Stored records
>> BEGIN
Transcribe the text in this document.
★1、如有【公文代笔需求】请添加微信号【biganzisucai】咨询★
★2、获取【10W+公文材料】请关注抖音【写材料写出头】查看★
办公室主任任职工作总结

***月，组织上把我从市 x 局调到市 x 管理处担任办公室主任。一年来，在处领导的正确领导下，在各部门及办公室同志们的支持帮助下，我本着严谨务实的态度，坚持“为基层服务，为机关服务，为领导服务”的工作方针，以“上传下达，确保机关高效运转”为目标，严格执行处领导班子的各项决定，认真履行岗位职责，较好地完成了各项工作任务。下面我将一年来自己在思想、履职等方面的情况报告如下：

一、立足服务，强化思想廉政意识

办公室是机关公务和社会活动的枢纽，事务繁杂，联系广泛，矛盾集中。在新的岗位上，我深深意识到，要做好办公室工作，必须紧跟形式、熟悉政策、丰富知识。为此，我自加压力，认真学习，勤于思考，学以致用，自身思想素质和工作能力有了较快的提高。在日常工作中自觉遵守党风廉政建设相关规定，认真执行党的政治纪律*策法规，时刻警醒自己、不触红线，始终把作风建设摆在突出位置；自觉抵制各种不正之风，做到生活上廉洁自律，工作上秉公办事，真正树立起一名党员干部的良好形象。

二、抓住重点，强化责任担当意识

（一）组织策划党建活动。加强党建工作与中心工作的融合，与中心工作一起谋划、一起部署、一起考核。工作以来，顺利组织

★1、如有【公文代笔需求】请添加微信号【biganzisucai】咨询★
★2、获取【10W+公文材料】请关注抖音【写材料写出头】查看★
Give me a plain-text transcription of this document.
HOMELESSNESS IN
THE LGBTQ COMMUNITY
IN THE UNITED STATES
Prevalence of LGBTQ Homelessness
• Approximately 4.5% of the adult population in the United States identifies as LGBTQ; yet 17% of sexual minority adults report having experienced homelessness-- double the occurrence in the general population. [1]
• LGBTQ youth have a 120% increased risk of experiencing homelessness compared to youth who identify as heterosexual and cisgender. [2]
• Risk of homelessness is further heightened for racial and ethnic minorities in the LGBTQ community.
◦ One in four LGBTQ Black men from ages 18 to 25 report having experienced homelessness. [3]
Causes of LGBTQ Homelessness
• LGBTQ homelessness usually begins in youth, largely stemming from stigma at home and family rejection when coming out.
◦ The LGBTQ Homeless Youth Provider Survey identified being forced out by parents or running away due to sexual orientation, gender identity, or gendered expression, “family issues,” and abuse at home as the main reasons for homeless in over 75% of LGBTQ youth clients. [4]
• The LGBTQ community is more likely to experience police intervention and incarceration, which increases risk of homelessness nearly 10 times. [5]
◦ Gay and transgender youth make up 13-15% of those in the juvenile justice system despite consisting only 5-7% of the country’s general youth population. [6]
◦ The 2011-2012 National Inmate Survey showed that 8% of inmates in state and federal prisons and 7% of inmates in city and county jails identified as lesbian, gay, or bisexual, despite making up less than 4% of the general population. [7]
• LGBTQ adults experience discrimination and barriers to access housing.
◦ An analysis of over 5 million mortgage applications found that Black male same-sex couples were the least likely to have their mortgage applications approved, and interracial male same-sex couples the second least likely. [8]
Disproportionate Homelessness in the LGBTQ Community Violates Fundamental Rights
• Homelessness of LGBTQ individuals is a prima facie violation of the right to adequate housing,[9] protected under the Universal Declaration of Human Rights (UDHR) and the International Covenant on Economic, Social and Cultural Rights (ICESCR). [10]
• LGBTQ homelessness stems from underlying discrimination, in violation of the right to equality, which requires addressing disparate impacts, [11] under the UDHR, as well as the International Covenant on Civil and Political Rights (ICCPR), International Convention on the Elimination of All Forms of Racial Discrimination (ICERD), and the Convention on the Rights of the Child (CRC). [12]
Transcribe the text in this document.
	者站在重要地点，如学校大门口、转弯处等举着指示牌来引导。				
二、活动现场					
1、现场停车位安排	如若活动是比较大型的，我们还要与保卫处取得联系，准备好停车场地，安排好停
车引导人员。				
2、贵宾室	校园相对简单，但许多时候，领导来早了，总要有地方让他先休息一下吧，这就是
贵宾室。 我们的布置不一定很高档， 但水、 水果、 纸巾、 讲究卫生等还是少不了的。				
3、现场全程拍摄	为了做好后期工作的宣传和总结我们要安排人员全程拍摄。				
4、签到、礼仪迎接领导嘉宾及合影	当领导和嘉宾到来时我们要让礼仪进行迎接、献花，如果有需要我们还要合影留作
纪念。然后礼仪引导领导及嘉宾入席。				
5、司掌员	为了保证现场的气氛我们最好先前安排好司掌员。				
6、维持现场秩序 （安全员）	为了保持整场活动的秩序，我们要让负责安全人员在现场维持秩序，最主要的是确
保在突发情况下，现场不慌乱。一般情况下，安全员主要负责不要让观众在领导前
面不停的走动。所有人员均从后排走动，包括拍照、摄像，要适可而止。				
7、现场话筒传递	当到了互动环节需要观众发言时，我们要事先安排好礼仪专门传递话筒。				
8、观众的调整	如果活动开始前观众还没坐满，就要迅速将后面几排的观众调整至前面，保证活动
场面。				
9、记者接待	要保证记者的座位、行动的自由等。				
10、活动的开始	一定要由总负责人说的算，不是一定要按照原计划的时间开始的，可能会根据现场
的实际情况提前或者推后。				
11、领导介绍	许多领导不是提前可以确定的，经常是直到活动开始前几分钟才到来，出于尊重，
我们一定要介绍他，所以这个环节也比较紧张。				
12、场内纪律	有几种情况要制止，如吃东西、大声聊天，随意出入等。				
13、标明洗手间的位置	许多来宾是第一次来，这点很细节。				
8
>> END
[What to do] Take the lines above and print them exactly.

[Expected answer]
Transcribe the text in this document.
★1、如有【公文代笔需求】请添加微信号【biganzisucai】咨询★
★2、获取【10W+公文材料】请关注抖音【写材料写出头】查看★
办公室主任任职工作总结

***月，组织上把我从市 x 局调到市 x 管理处担任办公室主任。一年来，在处领导的正确领导下，在各部门及办公室同志们的支持帮助下，我本着严谨务实的态度，坚持“为基层服务，为机关服务，为领导服务”的工作方针，以“上传下达，确保机关高效运转”为目标，严格执行处领导班子的各项决定，认真履行岗位职责，较好地完成了各项工作任务。下面我将一年来自己在思想、履职等方面的情况报告如下：

一、立足服务，强化思想廉政意识

办公室是机关公务和社会活动的枢纽，事务繁杂，联系广泛，矛盾集中。在新的岗位上，我深深意识到，要做好办公室工作，必须紧跟形式、熟悉政策、丰富知识。为此，我自加压力，认真学习，勤于思考，学以致用，自身思想素质和工作能力有了较快的提高。在日常工作中自觉遵守党风廉政建设相关规定，认真执行党的政治纪律*策法规，时刻警醒自己、不触红线，始终把作风建设摆在突出位置；自觉抵制各种不正之风，做到生活上廉洁自律，工作上秉公办事，真正树立起一名党员干部的良好形象。

二、抓住重点，强化责任担当意识

（一）组织策划党建活动。加强党建工作与中心工作的融合，与中心工作一起谋划、一起部署、一起考核。工作以来，顺利组织

★1、如有【公文代笔需求】请添加微信号【biganzisucai】咨询★
★2、获取【10W+公文材料】请关注抖音【写材料写出头】查看★
Give me a plain-text transcription of this document.
HOMELESSNESS IN
THE LGBTQ COMMUNITY
IN THE UNITED STATES
Prevalence of LGBTQ Homelessness
• Approximately 4.5% of the adult population in the United States identifies as LGBTQ; yet 17% of sexual minority adults report having experienced homelessness-- double the occurrence in the general population. [1]
• LGBTQ youth have a 120% increased risk of experiencing homelessness compared to youth who identify as heterosexual and cisgender. [2]
• Risk of homelessness is further heightened for racial and ethnic minorities in the LGBTQ community.
◦ One in four LGBTQ Black men from ages 18 to 25 report having experienced homelessness. [3]
Causes of LGBTQ Homelessness
• LGBTQ homelessness usually begins in youth, largely stemming from stigma at home and family rejection when coming out.
◦ The LGBTQ Homeless Youth Provider Survey identified being forced out by parents or running away due to sexual orientation, gender identity, or gendered expression, “family issues,” and abuse at home as the main reasons for homeless in over 75% of LGBTQ youth clients. [4]
• The LGBTQ community is more likely to experience police intervention and incarceration, which increases risk of homelessness nearly 10 times. [5]
◦ Gay and transgender youth make up 13-15% of those in the juvenile justice system despite consisting only 5-7% of the country’s general youth population. [6]
◦ The 2011-2012 National Inmate Survey showed that 8% of inmates in state and federal prisons and 7% of inmates in city and county jails identified as lesbian, gay, or bisexual, despite making up less than 4% of the general population. [7]
• LGBTQ adults experience discrimination and barriers to access housing.
◦ An analysis of over 5 million mortgage applications found that Black male same-sex couples were the least likely to have their mortgage applications approved, and interracial male same-sex couples the second least likely. [8]
Disproportionate Homelessness in the LGBTQ Community Violates Fundamental Rights
• Homelessness of LGBTQ individuals is a prima facie violation of the right to adequate housing,[9] protected under the Universal Declaration of Human Rights (UDHR) and the International Covenant on Economic, Social and Cultural Rights (ICESCR). [10]
• LGBTQ homelessness stems from underlying discrimination, in violation of the right to equality, which requires addressing disparate impacts, [11] under the UDHR, as well as the International Covenant on Civil and Political Rights (ICCPR), International Convention on the Elimination of All Forms of Racial Discrimination (ICERD), and the Convention on the Rights of the Child (CRC). [12]
Transcribe the text in this document.
	者站在重要地点，如学校大门口、转弯处等举着指示牌来引导。				
二、活动现场					
1、现场停车位安排	如若活动是比较大型的，我们还要与保卫处取得联系，准备好停车场地，安排好停
车引导人员。				
2、贵宾室	校园相对简单，但许多时候，领导来早了，总要有地方让他先休息一下吧，这就是
贵宾室。 我们的布置不一定很高档， 但水、 水果、 纸巾、 讲究卫生等还是少不了的。				
3、现场全程拍摄	为了做好后期工作的宣传和总结我们要安排人员全程拍摄。				
4、签到、礼仪迎接领导嘉宾及合影	当领导和嘉宾到来时我们要让礼仪进行迎接、献花，如果有需要我们还要合影留作
纪念。然后礼仪引导领导及嘉宾入席。				
5、司掌员	为了保证现场的气氛我们最好先前安排好司掌员。				
6、维持现场秩序 （安全员）	为了保持整场活动的秩序，我们要让负责安全人员在现场维持秩序，最主要的是确
保在突发情况下，现场不慌乱。一般情况下，安全员主要负责不要让观众在领导前
面不停的走动。所有人员均从后排走动，包括拍照、摄像，要适可而止。				
7、现场话筒传递	当到了互动环节需要观众发言时，我们要事先安排好礼仪专门传递话筒。				
8、观众的调整	如果活动开始前观众还没坐满，就要迅速将后面几排的观众调整至前面，保证活动
场面。				
9、记者接待	要保证记者的座位、行动的自由等。				
10、活动的开始	一定要由总负责人说的算，不是一定要按照原计划的时间开始的，可能会根据现场
的实际情况提前或者推后。				
11、领导介绍	许多领导不是提前可以确定的，经常是直到活动开始前几分钟才到来，出于尊重，
我们一定要介绍他，所以这个环节也比较紧张。				
12、场内纪律	有几种情况要制止，如吃东西、大声聊天，随意出入等。				
13、标明洗手间的位置	许多来宾是第一次来，这点很细节。				
8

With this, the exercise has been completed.